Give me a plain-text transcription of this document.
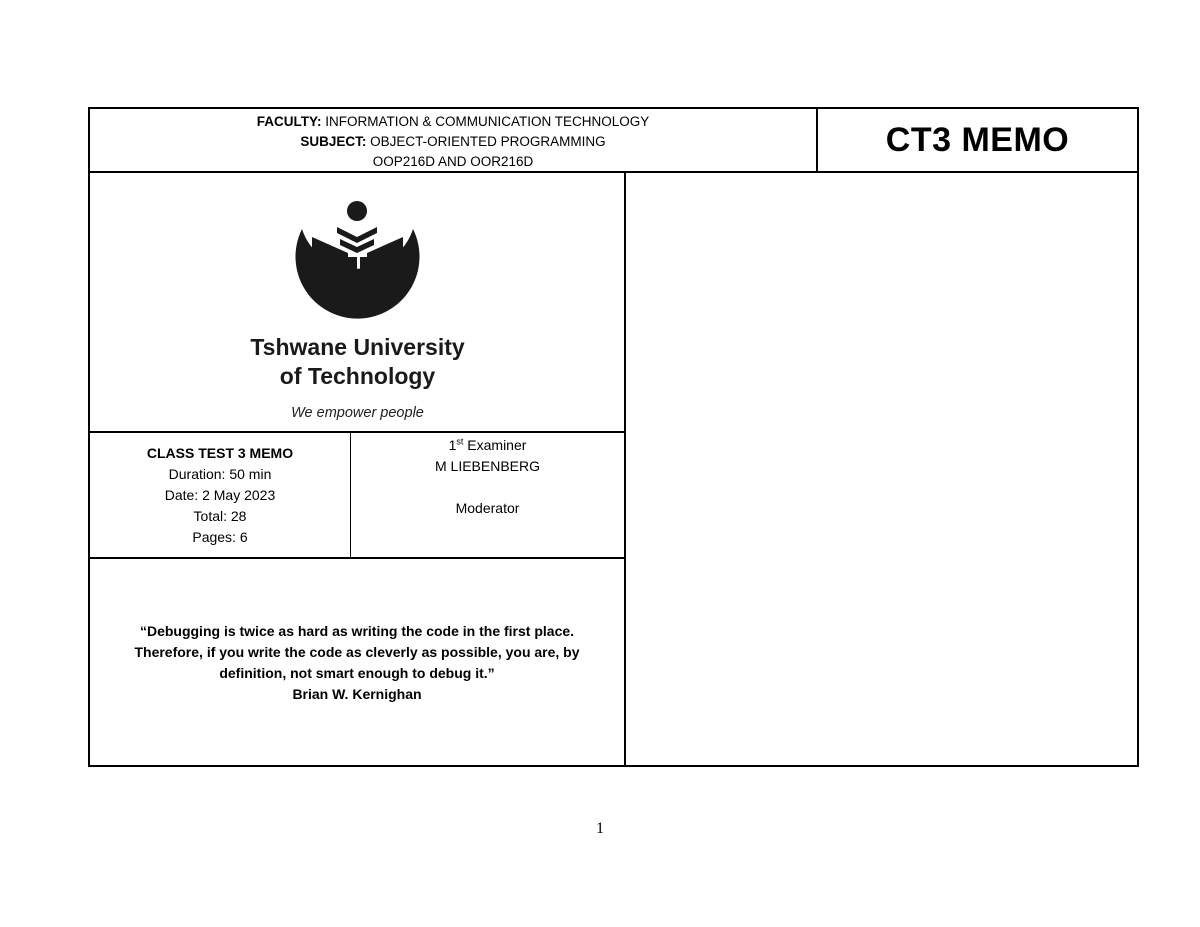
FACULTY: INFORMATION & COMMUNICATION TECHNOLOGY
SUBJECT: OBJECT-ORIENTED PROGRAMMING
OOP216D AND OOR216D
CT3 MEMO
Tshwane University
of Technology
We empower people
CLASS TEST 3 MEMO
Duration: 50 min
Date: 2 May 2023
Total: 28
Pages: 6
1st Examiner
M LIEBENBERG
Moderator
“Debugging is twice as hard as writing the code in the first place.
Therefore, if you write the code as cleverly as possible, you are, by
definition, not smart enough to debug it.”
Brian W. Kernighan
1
####################
Where does the word "code" appear in the listing? List each line that holds it.

● ANSWER TO THIS PROBLEM:
“Debugging is twice as hard as writing the code in the first place.
Therefore, if you write the code as cleverly as possible, you are, by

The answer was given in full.